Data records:

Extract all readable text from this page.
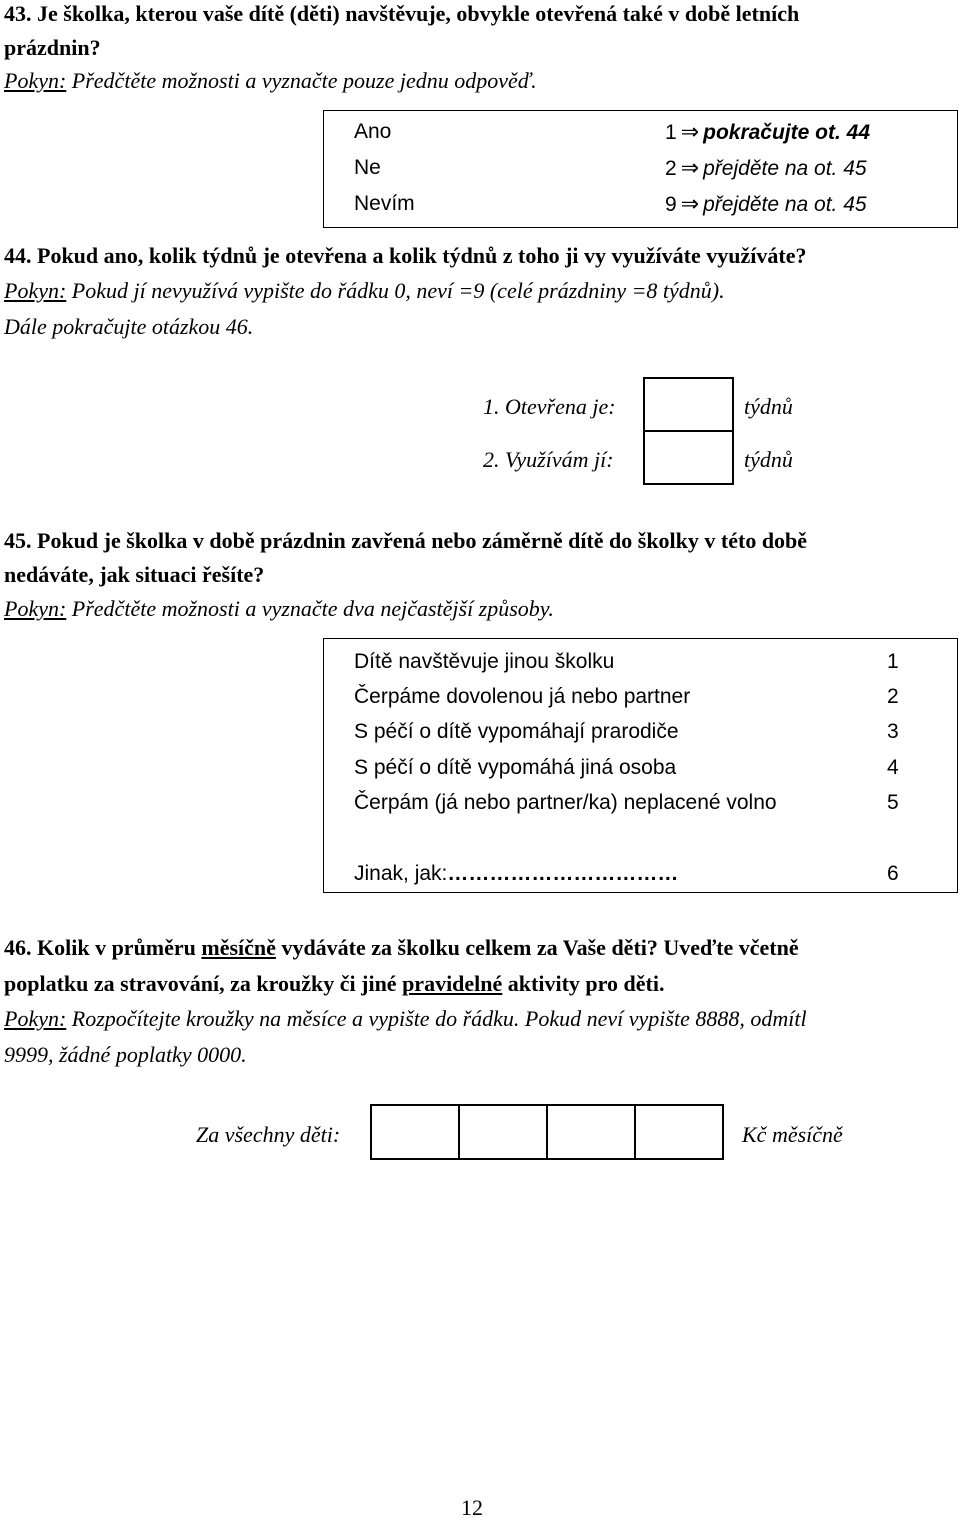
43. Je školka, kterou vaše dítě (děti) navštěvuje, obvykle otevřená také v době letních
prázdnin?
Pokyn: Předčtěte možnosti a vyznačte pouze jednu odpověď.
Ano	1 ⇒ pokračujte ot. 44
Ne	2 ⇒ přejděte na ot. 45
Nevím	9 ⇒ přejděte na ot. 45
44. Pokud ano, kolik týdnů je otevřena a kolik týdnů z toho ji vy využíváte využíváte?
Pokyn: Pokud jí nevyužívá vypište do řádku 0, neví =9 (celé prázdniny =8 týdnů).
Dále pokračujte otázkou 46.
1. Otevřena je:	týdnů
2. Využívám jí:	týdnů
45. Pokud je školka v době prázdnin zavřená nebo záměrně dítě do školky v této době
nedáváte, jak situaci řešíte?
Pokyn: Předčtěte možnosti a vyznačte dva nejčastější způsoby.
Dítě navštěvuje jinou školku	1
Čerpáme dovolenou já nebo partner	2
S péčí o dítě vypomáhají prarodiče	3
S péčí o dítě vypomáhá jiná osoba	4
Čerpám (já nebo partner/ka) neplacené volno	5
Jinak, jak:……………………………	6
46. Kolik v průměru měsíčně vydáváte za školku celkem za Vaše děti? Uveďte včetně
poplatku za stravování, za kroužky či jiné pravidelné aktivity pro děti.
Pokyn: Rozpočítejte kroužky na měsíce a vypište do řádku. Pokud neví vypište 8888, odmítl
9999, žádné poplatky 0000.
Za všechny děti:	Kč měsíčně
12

Stated exercise: Your task is to set down the records shown above exactly, minus any pictures.

Output for this task:
Extract all readable text from this page.
43. Je školka, kterou vaše dítě (děti) navštěvuje, obvykle otevřená také v době letních
prázdnin?
Pokyn: Předčtěte možnosti a vyznačte pouze jednu odpověď.
Ano	1 ⇒ pokračujte ot. 44
Ne	2 ⇒ přejděte na ot. 45
Nevím	9 ⇒ přejděte na ot. 45
44. Pokud ano, kolik týdnů je otevřena a kolik týdnů z toho ji vy využíváte využíváte?
Pokyn: Pokud jí nevyužívá vypište do řádku 0, neví =9 (celé prázdniny =8 týdnů).
Dále pokračujte otázkou 46.
1. Otevřena je:	týdnů
2. Využívám jí:	týdnů
45. Pokud je školka v době prázdnin zavřená nebo záměrně dítě do školky v této době
nedáváte, jak situaci řešíte?
Pokyn: Předčtěte možnosti a vyznačte dva nejčastější způsoby.
Dítě navštěvuje jinou školku	1
Čerpáme dovolenou já nebo partner	2
S péčí o dítě vypomáhají prarodiče	3
S péčí o dítě vypomáhá jiná osoba	4
Čerpám (já nebo partner/ka) neplacené volno	5
Jinak, jak:……………………………	6
46. Kolik v průměru měsíčně vydáváte za školku celkem za Vaše děti? Uveďte včetně
poplatku za stravování, za kroužky či jiné pravidelné aktivity pro děti.
Pokyn: Rozpočítejte kroužky na měsíce a vypište do řádku. Pokud neví vypište 8888, odmítl
9999, žádné poplatky 0000.
Za všechny děti:	Kč měsíčně
12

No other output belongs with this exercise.